EXERCISE BRIEF:
Retype all of the data exactly as given.
** START OF DATASET ROWS **
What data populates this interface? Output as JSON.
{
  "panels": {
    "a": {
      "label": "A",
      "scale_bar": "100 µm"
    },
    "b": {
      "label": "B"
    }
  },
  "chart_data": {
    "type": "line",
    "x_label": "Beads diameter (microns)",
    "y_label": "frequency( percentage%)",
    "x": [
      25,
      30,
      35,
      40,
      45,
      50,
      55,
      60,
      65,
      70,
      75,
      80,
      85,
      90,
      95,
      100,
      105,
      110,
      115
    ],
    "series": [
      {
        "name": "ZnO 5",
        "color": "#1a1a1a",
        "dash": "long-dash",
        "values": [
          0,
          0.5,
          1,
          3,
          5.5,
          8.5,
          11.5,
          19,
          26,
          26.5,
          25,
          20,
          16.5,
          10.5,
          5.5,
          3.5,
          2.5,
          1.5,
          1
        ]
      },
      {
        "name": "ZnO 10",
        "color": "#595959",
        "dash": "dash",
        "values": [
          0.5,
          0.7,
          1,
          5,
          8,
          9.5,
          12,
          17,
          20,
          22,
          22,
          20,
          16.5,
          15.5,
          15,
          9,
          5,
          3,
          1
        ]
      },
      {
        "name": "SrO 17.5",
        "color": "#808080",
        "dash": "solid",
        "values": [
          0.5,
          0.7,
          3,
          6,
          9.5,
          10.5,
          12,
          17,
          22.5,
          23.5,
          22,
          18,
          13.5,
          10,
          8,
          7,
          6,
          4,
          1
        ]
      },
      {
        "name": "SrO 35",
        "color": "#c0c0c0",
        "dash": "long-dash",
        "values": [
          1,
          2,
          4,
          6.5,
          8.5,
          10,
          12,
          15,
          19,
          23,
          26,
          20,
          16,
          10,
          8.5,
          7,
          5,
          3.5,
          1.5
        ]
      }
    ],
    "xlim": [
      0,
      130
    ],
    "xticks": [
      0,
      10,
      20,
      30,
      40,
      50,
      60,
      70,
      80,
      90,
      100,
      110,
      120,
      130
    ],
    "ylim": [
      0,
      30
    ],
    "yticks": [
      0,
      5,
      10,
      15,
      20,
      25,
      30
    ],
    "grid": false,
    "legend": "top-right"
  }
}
** END OF DATASET ROWS **
WORKED ANSWER:
What data populates this interface? Output as JSON.
{
  "panels": {
    "a": {
      "label": "A",
      "scale_bar": "100 µm"
    },
    "b": {
      "label": "B"
    }
  },
  "chart_data": {
    "type": "line",
    "x_label": "Beads diameter (microns)",
    "y_label": "frequency( percentage%)",
    "x": [
      25,
      30,
      35,
      40,
      45,
      50,
      55,
      60,
      65,
      70,
      75,
      80,
      85,
      90,
      95,
      100,
      105,
      110,
      115
    ],
    "series": [
      {
        "name": "ZnO 5",
        "color": "#1a1a1a",
        "dash": "long-dash",
        "values": [
          0,
          0.5,
          1,
          3,
          5.5,
          8.5,
          11.5,
          19,
          26,
          26.5,
          25,
          20,
          16.5,
          10.5,
          5.5,
          3.5,
          2.5,
          1.5,
          1
        ]
      },
      {
        "name": "ZnO 10",
        "color": "#595959",
        "dash": "dash",
        "values": [
          0.5,
          0.7,
          1,
          5,
          8,
          9.5,
          12,
          17,
          20,
          22,
          22,
          20,
          16.5,
          15.5,
          15,
          9,
          5,
          3,
          1
        ]
      },
      {
        "name": "SrO 17.5",
        "color": "#808080",
        "dash": "solid",
        "values": [
          0.5,
          0.7,
          3,
          6,
          9.5,
          10.5,
          12,
          17,
          22.5,
          23.5,
          22,
          18,
          13.5,
          10,
          8,
          7,
          6,
          4,
          1
        ]
      },
      {
        "name": "SrO 35",
        "color": "#c0c0c0",
        "dash": "long-dash",
        "values": [
          1,
          2,
          4,
          6.5,
          8.5,
          10,
          12,
          15,
          19,
          23,
          26,
          20,
          16,
          10,
          8.5,
          7,
          5,
          3.5,
          1.5
        ]
      }
    ],
    "xlim": [
      0,
      130
    ],
    "xticks": [
      0,
      10,
      20,
      30,
      40,
      50,
      60,
      70,
      80,
      90,
      100,
      110,
      120,
      130
    ],
    "ylim": [
      0,
      30
    ],
    "yticks": [
      0,
      5,
      10,
      15,
      20,
      25,
      30
    ],
    "grid": false,
    "legend": "top-right"
  }
}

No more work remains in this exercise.